■ **REQUEST**: Extract each line containing the string "innej".

■ **THE DATA**:
_ _ _ _

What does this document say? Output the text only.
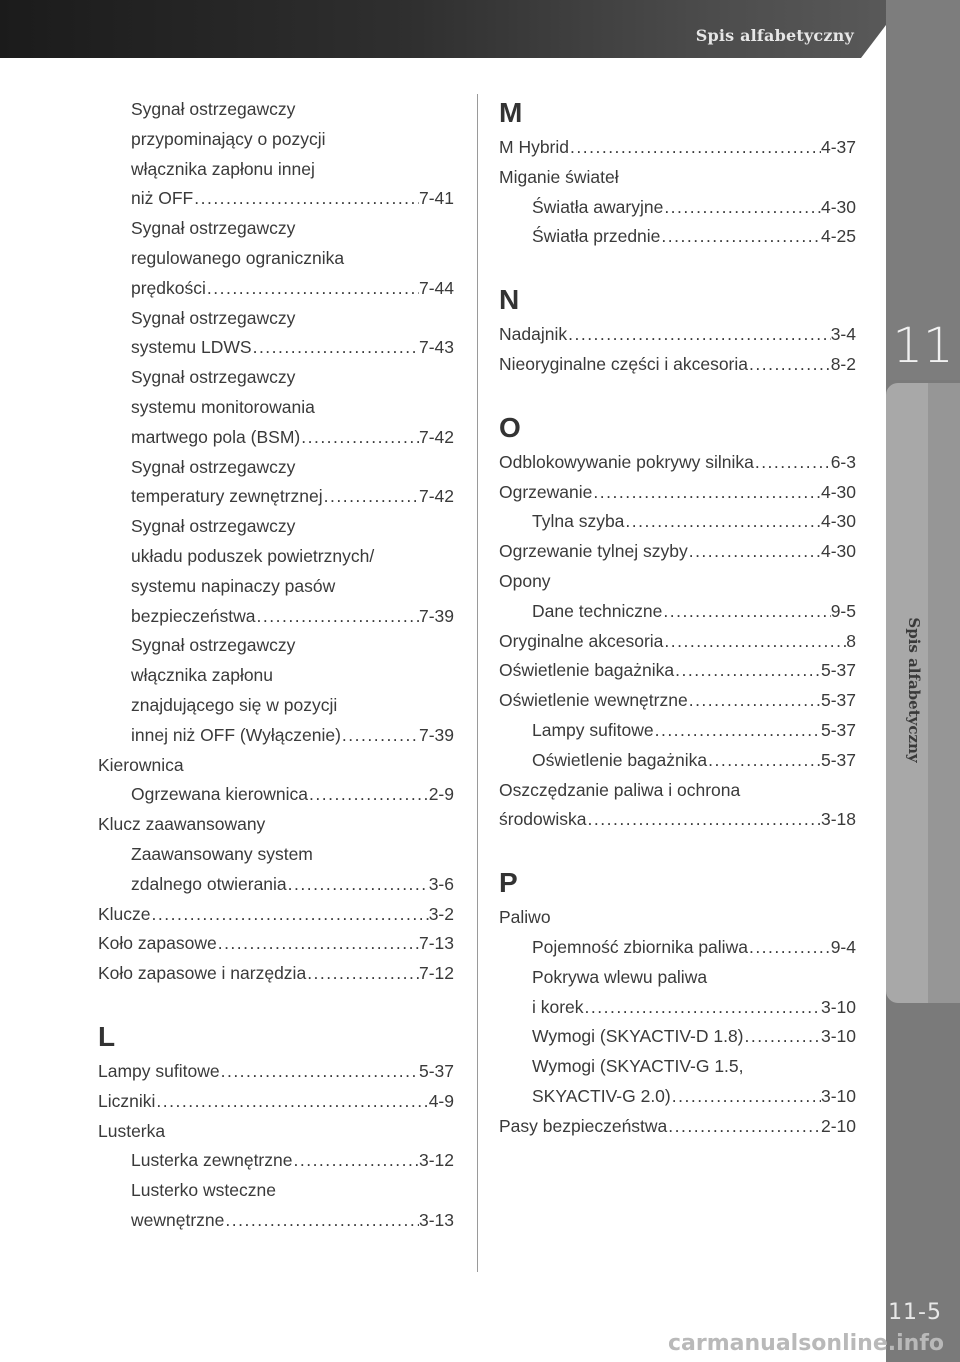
Spis alfabetyczny
11
Spis alfabetyczny
11-5
carmanualsonline.info
Sygnał ostrzegawczy
przypominający o pozycji
włącznika zapłonu innej
niż OFF .....	7-41
Sygnał ostrzegawczy
regulowanego ogranicznika
prędkości .....	7-44
Sygnał ostrzegawczy
systemu LDWS .....	7-43
Sygnał ostrzegawczy
systemu monitorowania
martwego pola (BSM) .....	7-42
Sygnał ostrzegawczy
temperatury zewnętrznej .....	7-42
Sygnał ostrzegawczy
układu poduszek powietrznych/
systemu napinaczy pasów
bezpieczeństwa .....	7-39
Sygnał ostrzegawczy
włącznika zapłonu
znajdującego się w pozycji
innej niż OFF (Wyłączenie) .....	7-39
Kierownica
Ogrzewana kierownica .....	2-9
Klucz zaawansowany
Zaawansowany system
zdalnego otwierania .....	3-6
Klucze .....	3-2
Koło zapasowe .....	7-13
Koło zapasowe i narzędzia .....	7-12
L
Lampy sufitowe .....	5-37
Liczniki .....	4-9
Lusterka
Lusterka zewnętrzne .....	3-12
Lusterko wsteczne
wewnętrzne .....	3-13
M
M Hybrid .....	4-37
Miganie świateł
Światła awaryjne .....	4-30
Światła przednie .....	4-25
N
Nadajnik .....	3-4
Nieoryginalne części i akcesoria .....	8-2
O
Odblokowywanie pokrywy silnika .....	6-3
Ogrzewanie .....	4-30
Tylna szyba .....	4-30
Ogrzewanie tylnej szyby .....	4-30
Opony
Dane techniczne .....	9-5
Oryginalne akcesoria .....	8
Oświetlenie bagażnika .....	5-37
Oświetlenie wewnętrzne .....	5-37
Lampy sufitowe .....	5-37
Oświetlenie bagażnika .....	5-37
Oszczędzanie paliwa i ochrona
środowiska .....	3-18
P
Paliwo
Pojemność zbiornika paliwa .....	9-4
Pokrywa wlewu paliwa
i korek .....	3-10
Wymogi (SKYACTIV-D 1.8) .....	3-10
Wymogi (SKYACTIV-G 1.5,
SKYACTIV-G 2.0) .....	3-10
Pasy bezpieczeństwa .....	2-10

_ _ _ _

■ **REPLY**:
włącznika zapłonu innej
innej niż OFF (Wyłączenie) .....	7-39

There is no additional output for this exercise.